Goal:
Repeat the records below exactly, leaving out every picture.

==================================================

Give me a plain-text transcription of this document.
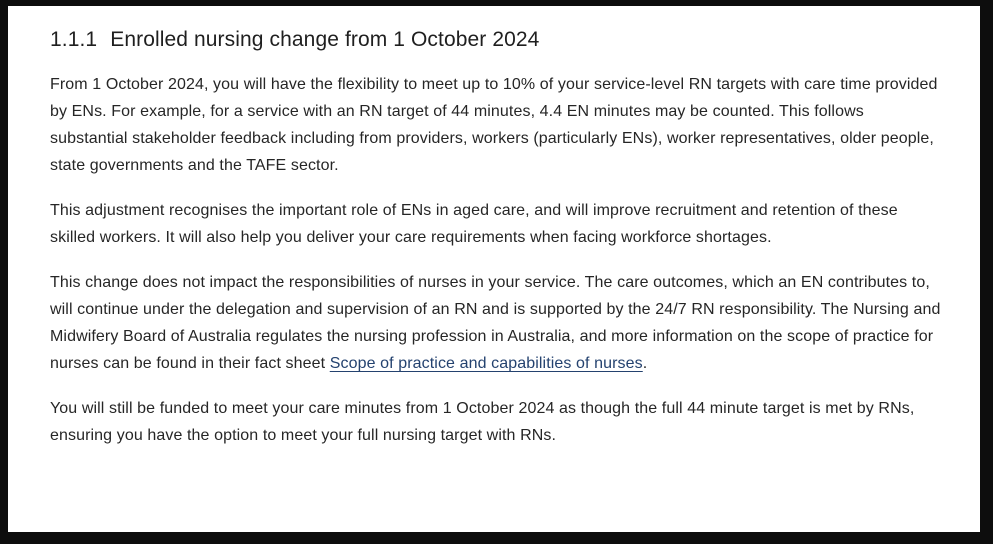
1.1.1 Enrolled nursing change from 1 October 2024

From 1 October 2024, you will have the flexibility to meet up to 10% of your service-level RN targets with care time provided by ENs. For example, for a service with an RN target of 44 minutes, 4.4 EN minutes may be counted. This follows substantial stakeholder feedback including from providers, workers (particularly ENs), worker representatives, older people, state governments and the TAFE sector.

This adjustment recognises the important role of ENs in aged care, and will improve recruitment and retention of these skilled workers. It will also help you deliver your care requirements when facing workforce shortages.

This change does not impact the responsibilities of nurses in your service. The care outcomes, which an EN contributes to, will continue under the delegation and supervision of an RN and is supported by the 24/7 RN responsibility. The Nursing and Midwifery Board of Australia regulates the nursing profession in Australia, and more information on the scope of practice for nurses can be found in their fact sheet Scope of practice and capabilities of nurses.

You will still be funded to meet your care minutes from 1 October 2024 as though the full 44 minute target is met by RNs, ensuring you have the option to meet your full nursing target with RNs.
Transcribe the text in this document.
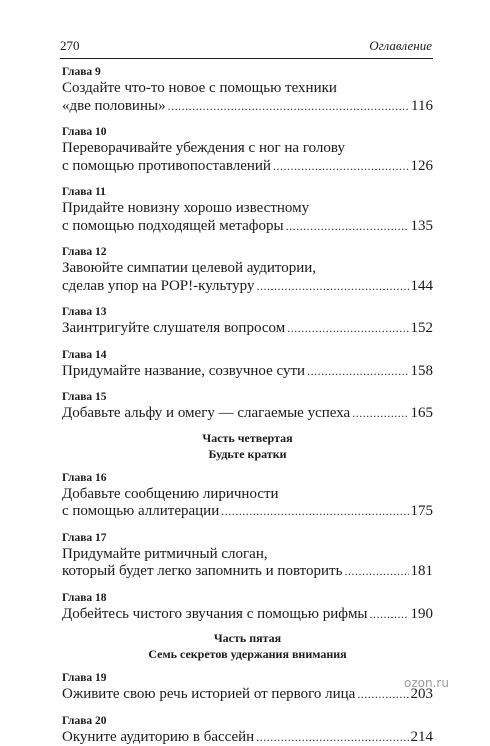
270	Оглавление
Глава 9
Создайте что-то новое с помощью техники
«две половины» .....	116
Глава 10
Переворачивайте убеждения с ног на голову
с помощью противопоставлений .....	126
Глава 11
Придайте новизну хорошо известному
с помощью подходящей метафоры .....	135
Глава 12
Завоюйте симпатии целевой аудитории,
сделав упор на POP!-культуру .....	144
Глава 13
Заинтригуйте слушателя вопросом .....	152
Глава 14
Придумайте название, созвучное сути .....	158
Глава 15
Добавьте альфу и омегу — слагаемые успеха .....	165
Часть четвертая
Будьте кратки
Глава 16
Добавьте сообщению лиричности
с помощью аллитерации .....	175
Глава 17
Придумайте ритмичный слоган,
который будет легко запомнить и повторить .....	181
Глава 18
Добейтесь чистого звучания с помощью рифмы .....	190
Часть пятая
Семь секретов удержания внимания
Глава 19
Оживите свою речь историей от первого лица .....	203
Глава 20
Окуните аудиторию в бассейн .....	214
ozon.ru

==================================================

In response:
Give me a plain-text transcription of this document.
1.1.1 Enrolled nursing change from 1 October 2024

From 1 October 2024, you will have the flexibility to meet up to 10% of your service-level RN targets with care time provided by ENs. For example, for a service with an RN target of 44 minutes, 4.4 EN minutes may be counted. This follows substantial stakeholder feedback including from providers, workers (particularly ENs), worker representatives, older people, state governments and the TAFE sector.

This adjustment recognises the important role of ENs in aged care, and will improve recruitment and retention of these skilled workers. It will also help you deliver your care requirements when facing workforce shortages.

This change does not impact the responsibilities of nurses in your service. The care outcomes, which an EN contributes to, will continue under the delegation and supervision of an RN and is supported by the 24/7 RN responsibility. The Nursing and Midwifery Board of Australia regulates the nursing profession in Australia, and more information on the scope of practice for nurses can be found in their fact sheet Scope of practice and capabilities of nurses.

You will still be funded to meet your care minutes from 1 October 2024 as though the full 44 minute target is met by RNs, ensuring you have the option to meet your full nursing target with RNs.
Transcribe the text in this document.
270	Оглавление
Глава 9
Создайте что-то новое с помощью техники
«две половины» .....	116
Глава 10
Переворачивайте убеждения с ног на голову
с помощью противопоставлений .....	126
Глава 11
Придайте новизну хорошо известному
с помощью подходящей метафоры .....	135
Глава 12
Завоюйте симпатии целевой аудитории,
сделав упор на POP!-культуру .....	144
Глава 13
Заинтригуйте слушателя вопросом .....	152
Глава 14
Придумайте название, созвучное сути .....	158
Глава 15
Добавьте альфу и омегу — слагаемые успеха .....	165
Часть четвертая
Будьте кратки
Глава 16
Добавьте сообщению лиричности
с помощью аллитерации .....	175
Глава 17
Придумайте ритмичный слоган,
который будет легко запомнить и повторить .....	181
Глава 18
Добейтесь чистого звучания с помощью рифмы .....	190
Часть пятая
Семь секретов удержания внимания
Глава 19
Оживите свою речь историей от первого лица .....	203
Глава 20
Окуните аудиторию в бассейн .....	214
ozon.ru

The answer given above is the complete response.